→ Attività da svolgere
A – Secondo il testo sui contratti a termine, quante proroghe sono ammesse entro un periodo di 24 mesi?
B – Prosegui il testo sui contratti a termine, riprendendo subito dopo la sua ultima frase.

→ Testo da leggere
**********
Advertisement

Il testo della Circolare emanata dal Ministero del Lavoro e delle Politiche Sociali, n. 9 del 9 ottobre 2023, offre una serie di chiarimenti in merito alle modifiche apportate all’articolo 24 del Decreto-legge 4 maggio 2023, n. 48, noto anche come “decreto lavoro”, successivamente convertito in legge il 3 luglio 2023 con la Legge numero 85. Questi chiarimenti riguardano, in particolare, la disciplina dei contratti a termine e dei contratti di somministrazione alla luce delle nuove disposizioni introdotte da tale legislazione.

Contratti a termine: chiarimenti del Ministero del Lavoro sulla nuova normativa
Contratti a termine: chiarimenti del Ministero del Lavoro sulla nuova normativa – Diritto-lavoro.com
Foto crediti: Pinterest

La circolare 9/2023 sopra menzionata sottolinea che il Decreto Lavoro non ha apportato modifiche alla normativa riguardante i seguenti aspetti:

  1. La durata massima dei contratti a termine rimane invariata, mantenendo un limite di 24 mesi.
  2. È ancora possibile stipulare un ulteriore contratto a termine con una durata massima di 12 mesi presso la sede territoriale dell’Ispettorato Nazionale del Lavoro.
  3. Il numero massimo di proroghe di un contratto a termine (cioè, 4 proroghe entro un periodo di 24 mesi) resta invariato.
  4. Le regole relative alla transizione tra un contratto a termine e un altro rimangono in vigore.

Il Decreto-legge n. 48/2023 ha, invece, apportato modifiche significative alla normativa riguardante le causali, le proroghe, i rinnovi e le modalità di calcolo dei limiti percentuali riguardanti il numero di lavoratori che possono essere assunti tramite contratti di somministrazione.

Advertisement

Le nuove causali per i contratti a termine

Come è noto, in conformità con la recente legislazione che revoca e sostituisce le casuali specificate nel Decreto Dignità, è consentito stipulare, rinnovare o prorogare un contratto a termine per un periodo che ecceda i 12 mesi (fermo restando il limite complessivo di 24 mesi) nei seguenti casi:

  1. nei casi previsti dai contratti collettivi. Il Ministero rimarca come la riforma ha voluto enfatizzare il ruolo della contrattazione collettiva nel determinare le situazioni che possono consentire l’apposizione ai contratti di lavoro un termine superiore a dodici mesi, con comunque una durata massima di ventiquattro mesi.
  2. in mancanza di previsioni come quelle menzionate precedentemente, per esigenze di natura tecnica, organizzativa o produttiva, definite dalle parti contraenti (datore di lavoro e lavoratore). È importante notare che questa possibilità è temporanea e non può estendersi oltre la data del 30 aprile 2024, riferita alla firma del contratto di lavoro. Pertanto, la durata del contratto può superare il 30 aprile 2024 solo se il contratto stesso è stato stipulato precedentemente.
**********
→ Dati forniti
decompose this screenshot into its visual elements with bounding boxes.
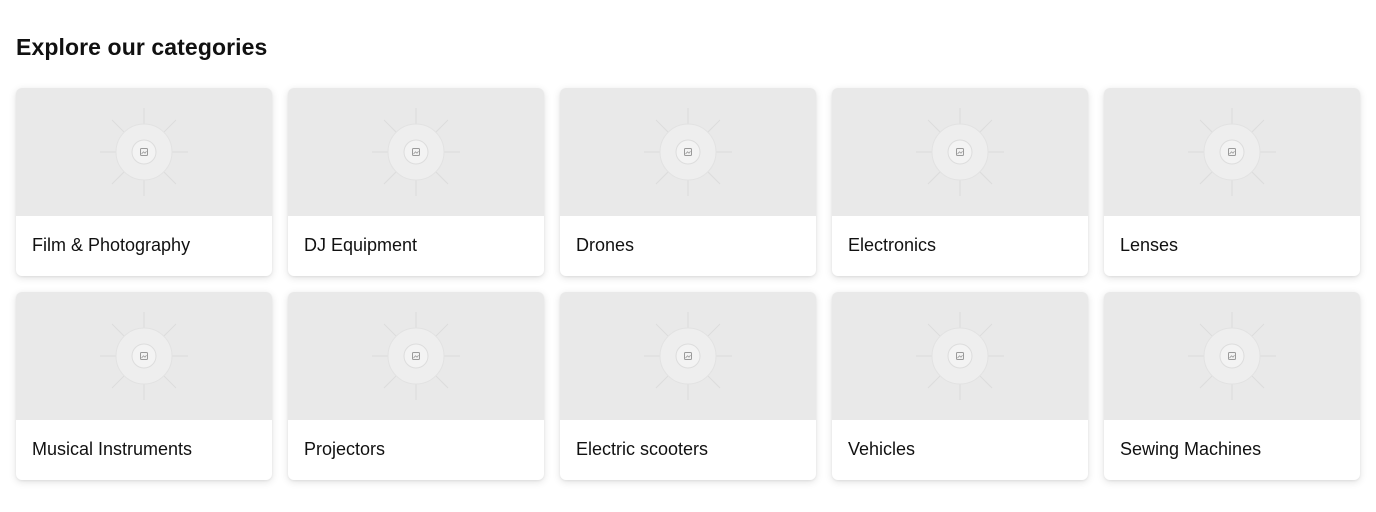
**********
→ Risposte fornite
A – Quattro proroghe.

B –
  3. per la sostituzione di altri lavoratori. Il datore di lavoro è tenuto a specificare nel contratto le ragioni effettive e concrete della sostituzione, che è proibita per i lavoratori che esercitano il diritto di sciopero.

Queste nuove causali non si applicano ai contratti a termine stipulati da:

  1. Enti pubblici;
  2. Università private, istituti pubblici di ricerca, società pubbliche che promuovono la ricerca e l’innovazione;
  3. Enti privati di ricerca e lavoratori che svolgono attività di insegnamento, ricerca scientifica o tecnologica, trasferimento di know-how, supporto all’innovazione, assistenza tecnica alla stessa o coordinamento e direzione.

Proroghe e rinnovi operati senza causale nei primi dodici mesi

La circolare fornisce importanti delucidazioni in merito al periodo di dodici mesi senza l’obbligo di causale. Il Ministero del Lavoro conferma che, in seguito all’introduzione del Decreto Lavoro, è stata instaurata una regolamentazione uniforme per le proroghe e i rinnovi di contratti a termine, i quali possono avvenire liberamente nei primi dodici mesi di durata complessiva, senza necessità di indicare alcuna causale.

In relazione alla norma stabilita dalla legge di conversione (L. 85/2023) del Decreto Lavoro, che rende irrilevante il superamento dei 12 mesi di durata senza causale per i contratti stipulati prima del 5 maggio 2023 (data di entrata in vigore del D.L. 48/2023), è stato chiarito che l’espressione “contratti stipulati” si riferisce sia ai rinnovi di contratti a termine preesistenti sia alle proroghe di contratti già in essere alla data del 5 maggio 2023. Di conseguenza, a partire dal 5 maggio 2023, i datori di lavoro potranno liberamente rinnovare un contratto a termine per un ulteriore periodo massimo di 12 mesi senza la necessità di specificare le causali che lo giustificano.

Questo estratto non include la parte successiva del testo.